_WRITTEN PROBLEM_:
Go through the entries and transcribe each one exactly, dropping the pictures.

┄┄┄┄┄┄┄┄┄┄

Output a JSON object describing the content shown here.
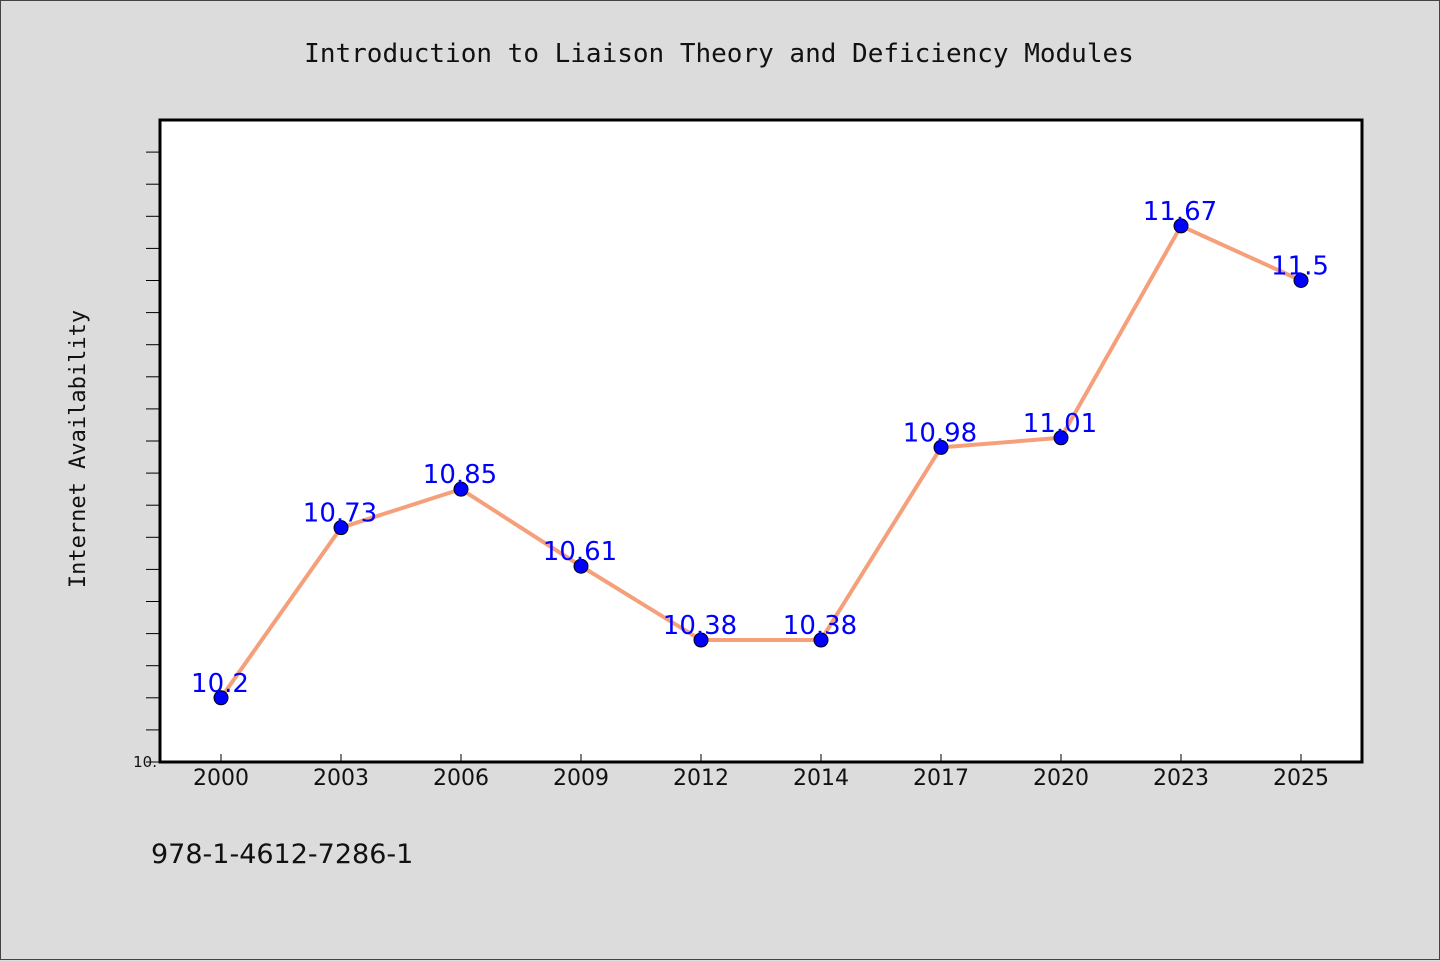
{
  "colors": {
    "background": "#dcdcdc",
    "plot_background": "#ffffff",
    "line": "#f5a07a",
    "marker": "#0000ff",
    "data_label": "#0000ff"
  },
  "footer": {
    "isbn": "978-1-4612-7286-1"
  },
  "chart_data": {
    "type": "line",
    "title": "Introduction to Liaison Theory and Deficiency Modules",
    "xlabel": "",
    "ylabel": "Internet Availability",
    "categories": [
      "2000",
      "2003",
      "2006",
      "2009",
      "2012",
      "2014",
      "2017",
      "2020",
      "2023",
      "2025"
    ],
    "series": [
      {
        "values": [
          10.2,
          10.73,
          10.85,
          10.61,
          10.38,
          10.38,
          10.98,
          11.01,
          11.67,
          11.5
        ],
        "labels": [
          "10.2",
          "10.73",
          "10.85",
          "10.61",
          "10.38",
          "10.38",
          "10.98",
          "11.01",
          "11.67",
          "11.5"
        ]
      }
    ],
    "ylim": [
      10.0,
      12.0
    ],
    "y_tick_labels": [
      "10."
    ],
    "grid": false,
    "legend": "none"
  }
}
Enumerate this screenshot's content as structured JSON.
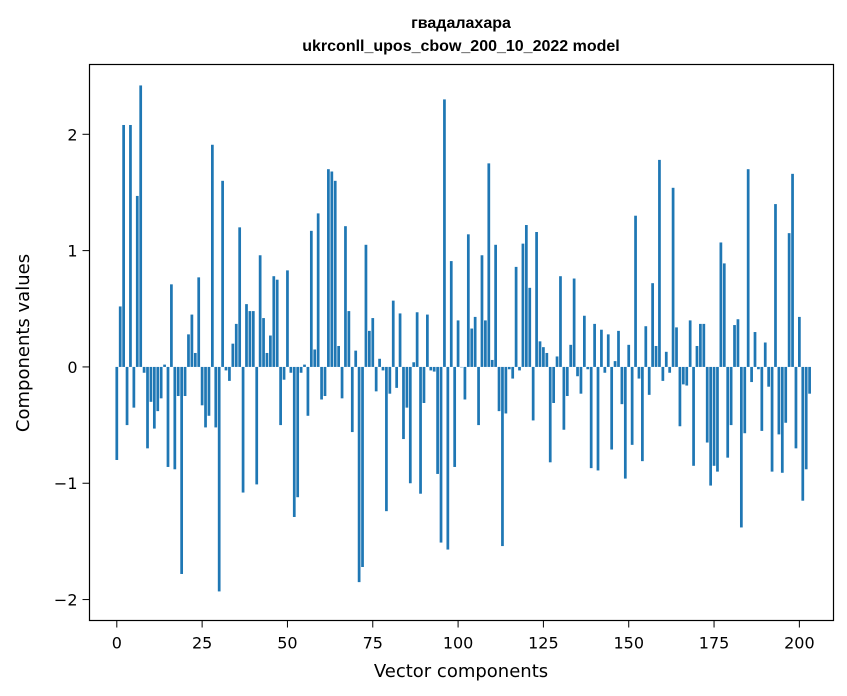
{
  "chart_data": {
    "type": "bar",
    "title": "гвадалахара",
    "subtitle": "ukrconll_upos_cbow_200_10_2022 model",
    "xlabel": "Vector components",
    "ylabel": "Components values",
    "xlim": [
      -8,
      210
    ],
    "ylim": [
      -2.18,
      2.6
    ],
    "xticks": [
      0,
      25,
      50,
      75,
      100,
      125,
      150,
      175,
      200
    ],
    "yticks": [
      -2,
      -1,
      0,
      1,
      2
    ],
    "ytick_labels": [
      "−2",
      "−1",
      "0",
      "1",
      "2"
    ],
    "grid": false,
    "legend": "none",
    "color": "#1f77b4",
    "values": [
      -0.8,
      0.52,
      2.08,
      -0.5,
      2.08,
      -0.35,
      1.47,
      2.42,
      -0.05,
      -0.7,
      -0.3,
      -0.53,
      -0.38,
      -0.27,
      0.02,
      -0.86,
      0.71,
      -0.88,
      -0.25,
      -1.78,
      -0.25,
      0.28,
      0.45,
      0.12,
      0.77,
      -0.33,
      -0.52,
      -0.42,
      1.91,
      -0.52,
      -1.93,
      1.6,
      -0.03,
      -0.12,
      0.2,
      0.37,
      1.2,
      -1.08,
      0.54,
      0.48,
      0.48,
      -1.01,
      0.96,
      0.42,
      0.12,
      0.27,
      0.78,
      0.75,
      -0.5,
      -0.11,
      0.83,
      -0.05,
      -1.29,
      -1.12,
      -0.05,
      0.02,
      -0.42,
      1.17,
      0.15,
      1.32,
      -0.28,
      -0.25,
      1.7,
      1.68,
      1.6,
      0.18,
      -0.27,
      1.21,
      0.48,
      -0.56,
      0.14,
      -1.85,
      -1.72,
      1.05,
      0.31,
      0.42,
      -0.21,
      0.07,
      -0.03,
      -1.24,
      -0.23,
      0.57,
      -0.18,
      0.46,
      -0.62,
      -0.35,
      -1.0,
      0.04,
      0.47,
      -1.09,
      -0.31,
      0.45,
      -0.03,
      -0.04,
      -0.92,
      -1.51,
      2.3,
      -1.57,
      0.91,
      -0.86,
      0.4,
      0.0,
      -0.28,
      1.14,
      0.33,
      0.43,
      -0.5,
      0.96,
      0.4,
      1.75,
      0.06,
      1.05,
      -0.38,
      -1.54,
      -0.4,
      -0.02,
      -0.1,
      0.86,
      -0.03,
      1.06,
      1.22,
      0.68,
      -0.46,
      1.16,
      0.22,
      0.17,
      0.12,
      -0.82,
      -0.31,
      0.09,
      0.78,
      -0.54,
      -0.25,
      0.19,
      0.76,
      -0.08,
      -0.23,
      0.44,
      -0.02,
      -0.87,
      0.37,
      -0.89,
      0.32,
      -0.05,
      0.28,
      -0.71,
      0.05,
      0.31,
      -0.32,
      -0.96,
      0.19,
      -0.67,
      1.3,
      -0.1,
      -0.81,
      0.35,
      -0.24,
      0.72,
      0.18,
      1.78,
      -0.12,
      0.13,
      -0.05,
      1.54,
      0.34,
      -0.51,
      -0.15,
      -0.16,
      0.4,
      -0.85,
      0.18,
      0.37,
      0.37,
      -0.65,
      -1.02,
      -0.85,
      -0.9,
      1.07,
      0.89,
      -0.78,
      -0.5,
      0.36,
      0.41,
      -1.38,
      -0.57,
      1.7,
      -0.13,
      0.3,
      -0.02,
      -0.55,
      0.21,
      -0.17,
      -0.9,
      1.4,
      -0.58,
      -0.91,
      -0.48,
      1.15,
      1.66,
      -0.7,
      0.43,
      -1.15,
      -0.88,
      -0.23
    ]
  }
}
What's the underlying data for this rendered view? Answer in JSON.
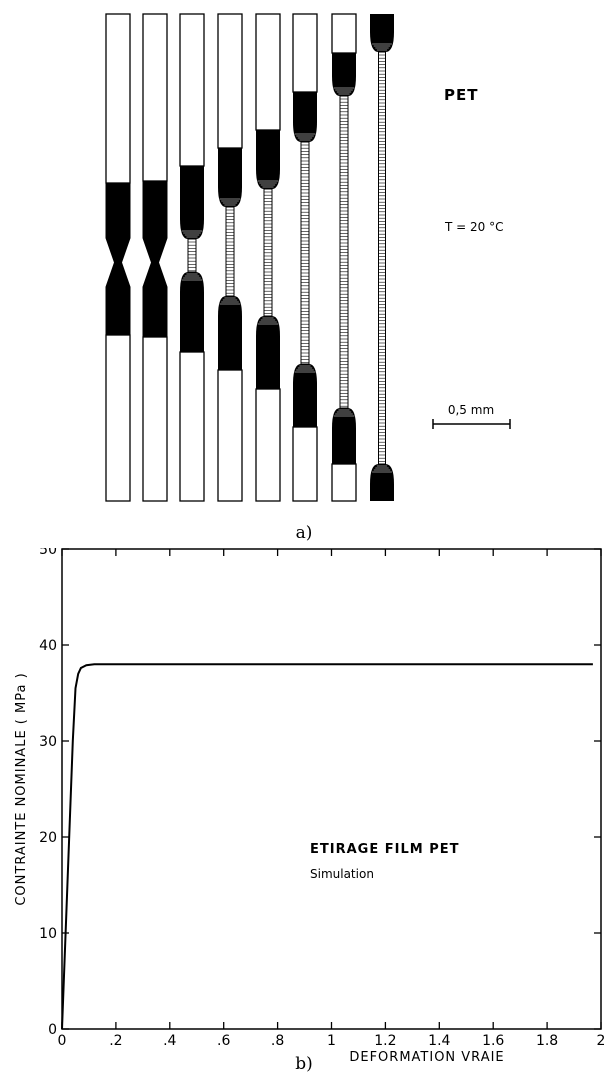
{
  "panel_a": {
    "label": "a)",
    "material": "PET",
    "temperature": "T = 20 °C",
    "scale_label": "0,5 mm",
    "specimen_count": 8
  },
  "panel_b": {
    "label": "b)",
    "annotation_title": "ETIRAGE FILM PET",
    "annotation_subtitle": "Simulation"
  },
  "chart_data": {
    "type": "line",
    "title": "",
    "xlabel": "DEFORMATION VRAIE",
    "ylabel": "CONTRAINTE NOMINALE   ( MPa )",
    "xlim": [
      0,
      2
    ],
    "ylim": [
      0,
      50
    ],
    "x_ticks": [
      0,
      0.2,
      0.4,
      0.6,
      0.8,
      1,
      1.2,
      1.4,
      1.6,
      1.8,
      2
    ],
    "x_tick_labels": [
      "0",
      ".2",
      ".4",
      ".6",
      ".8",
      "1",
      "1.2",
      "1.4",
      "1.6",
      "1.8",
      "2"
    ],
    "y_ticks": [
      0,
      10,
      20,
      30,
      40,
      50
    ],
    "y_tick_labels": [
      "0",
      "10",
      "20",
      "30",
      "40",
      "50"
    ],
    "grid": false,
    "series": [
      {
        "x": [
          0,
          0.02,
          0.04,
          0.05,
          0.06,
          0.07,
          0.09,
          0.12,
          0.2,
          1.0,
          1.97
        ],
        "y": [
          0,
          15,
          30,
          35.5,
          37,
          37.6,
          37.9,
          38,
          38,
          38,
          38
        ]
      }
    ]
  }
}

┄┄┄┄┄┄┄┄┄┄

_TASK SOLUTION_:
Output a JSON object describing the content shown here.
{
  "colors": {
    "background": "#dcdcdc",
    "plot_background": "#ffffff",
    "line": "#f5a07a",
    "marker": "#0000ff",
    "data_label": "#0000ff"
  },
  "footer": {
    "isbn": "978-1-4612-7286-1"
  },
  "chart_data": {
    "type": "line",
    "title": "Introduction to Liaison Theory and Deficiency Modules",
    "xlabel": "",
    "ylabel": "Internet Availability",
    "categories": [
      "2000",
      "2003",
      "2006",
      "2009",
      "2012",
      "2014",
      "2017",
      "2020",
      "2023",
      "2025"
    ],
    "series": [
      {
        "values": [
          10.2,
          10.73,
          10.85,
          10.61,
          10.38,
          10.38,
          10.98,
          11.01,
          11.67,
          11.5
        ],
        "labels": [
          "10.2",
          "10.73",
          "10.85",
          "10.61",
          "10.38",
          "10.38",
          "10.98",
          "11.01",
          "11.67",
          "11.5"
        ]
      }
    ],
    "ylim": [
      10.0,
      12.0
    ],
    "y_tick_labels": [
      "10."
    ],
    "grid": false,
    "legend": "none"
  }
}
Enumerate this screenshot's content as structured JSON.
{
  "chart_data": {
    "type": "bar",
    "title": "гвадалахара",
    "subtitle": "ukrconll_upos_cbow_200_10_2022 model",
    "xlabel": "Vector components",
    "ylabel": "Components values",
    "xlim": [
      -8,
      210
    ],
    "ylim": [
      -2.18,
      2.6
    ],
    "xticks": [
      0,
      25,
      50,
      75,
      100,
      125,
      150,
      175,
      200
    ],
    "yticks": [
      -2,
      -1,
      0,
      1,
      2
    ],
    "ytick_labels": [
      "−2",
      "−1",
      "0",
      "1",
      "2"
    ],
    "grid": false,
    "legend": "none",
    "color": "#1f77b4",
    "values": [
      -0.8,
      0.52,
      2.08,
      -0.5,
      2.08,
      -0.35,
      1.47,
      2.42,
      -0.05,
      -0.7,
      -0.3,
      -0.53,
      -0.38,
      -0.27,
      0.02,
      -0.86,
      0.71,
      -0.88,
      -0.25,
      -1.78,
      -0.25,
      0.28,
      0.45,
      0.12,
      0.77,
      -0.33,
      -0.52,
      -0.42,
      1.91,
      -0.52,
      -1.93,
      1.6,
      -0.03,
      -0.12,
      0.2,
      0.37,
      1.2,
      -1.08,
      0.54,
      0.48,
      0.48,
      -1.01,
      0.96,
      0.42,
      0.12,
      0.27,
      0.78,
      0.75,
      -0.5,
      -0.11,
      0.83,
      -0.05,
      -1.29,
      -1.12,
      -0.05,
      0.02,
      -0.42,
      1.17,
      0.15,
      1.32,
      -0.28,
      -0.25,
      1.7,
      1.68,
      1.6,
      0.18,
      -0.27,
      1.21,
      0.48,
      -0.56,
      0.14,
      -1.85,
      -1.72,
      1.05,
      0.31,
      0.42,
      -0.21,
      0.07,
      -0.03,
      -1.24,
      -0.23,
      0.57,
      -0.18,
      0.46,
      -0.62,
      -0.35,
      -1.0,
      0.04,
      0.47,
      -1.09,
      -0.31,
      0.45,
      -0.03,
      -0.04,
      -0.92,
      -1.51,
      2.3,
      -1.57,
      0.91,
      -0.86,
      0.4,
      0.0,
      -0.28,
      1.14,
      0.33,
      0.43,
      -0.5,
      0.96,
      0.4,
      1.75,
      0.06,
      1.05,
      -0.38,
      -1.54,
      -0.4,
      -0.02,
      -0.1,
      0.86,
      -0.03,
      1.06,
      1.22,
      0.68,
      -0.46,
      1.16,
      0.22,
      0.17,
      0.12,
      -0.82,
      -0.31,
      0.09,
      0.78,
      -0.54,
      -0.25,
      0.19,
      0.76,
      -0.08,
      -0.23,
      0.44,
      -0.02,
      -0.87,
      0.37,
      -0.89,
      0.32,
      -0.05,
      0.28,
      -0.71,
      0.05,
      0.31,
      -0.32,
      -0.96,
      0.19,
      -0.67,
      1.3,
      -0.1,
      -0.81,
      0.35,
      -0.24,
      0.72,
      0.18,
      1.78,
      -0.12,
      0.13,
      -0.05,
      1.54,
      0.34,
      -0.51,
      -0.15,
      -0.16,
      0.4,
      -0.85,
      0.18,
      0.37,
      0.37,
      -0.65,
      -1.02,
      -0.85,
      -0.9,
      1.07,
      0.89,
      -0.78,
      -0.5,
      0.36,
      0.41,
      -1.38,
      -0.57,
      1.7,
      -0.13,
      0.3,
      -0.02,
      -0.55,
      0.21,
      -0.17,
      -0.9,
      1.4,
      -0.58,
      -0.91,
      -0.48,
      1.15,
      1.66,
      -0.7,
      0.43,
      -1.15,
      -0.88,
      -0.23
    ]
  }
}
What's the underlying data for this rendered view? Answer in JSON.
{
  "panel_a": {
    "label": "a)",
    "material": "PET",
    "temperature": "T = 20 °C",
    "scale_label": "0,5 mm",
    "specimen_count": 8
  },
  "panel_b": {
    "label": "b)",
    "annotation_title": "ETIRAGE FILM PET",
    "annotation_subtitle": "Simulation"
  },
  "chart_data": {
    "type": "line",
    "title": "",
    "xlabel": "DEFORMATION VRAIE",
    "ylabel": "CONTRAINTE NOMINALE   ( MPa )",
    "xlim": [
      0,
      2
    ],
    "ylim": [
      0,
      50
    ],
    "x_ticks": [
      0,
      0.2,
      0.4,
      0.6,
      0.8,
      1,
      1.2,
      1.4,
      1.6,
      1.8,
      2
    ],
    "x_tick_labels": [
      "0",
      ".2",
      ".4",
      ".6",
      ".8",
      "1",
      "1.2",
      "1.4",
      "1.6",
      "1.8",
      "2"
    ],
    "y_ticks": [
      0,
      10,
      20,
      30,
      40,
      50
    ],
    "y_tick_labels": [
      "0",
      "10",
      "20",
      "30",
      "40",
      "50"
    ],
    "grid": false,
    "series": [
      {
        "x": [
          0,
          0.02,
          0.04,
          0.05,
          0.06,
          0.07,
          0.09,
          0.12,
          0.2,
          1.0,
          1.97
        ],
        "y": [
          0,
          15,
          30,
          35.5,
          37,
          37.6,
          37.9,
          38,
          38,
          38,
          38
        ]
      }
    ]
  }
}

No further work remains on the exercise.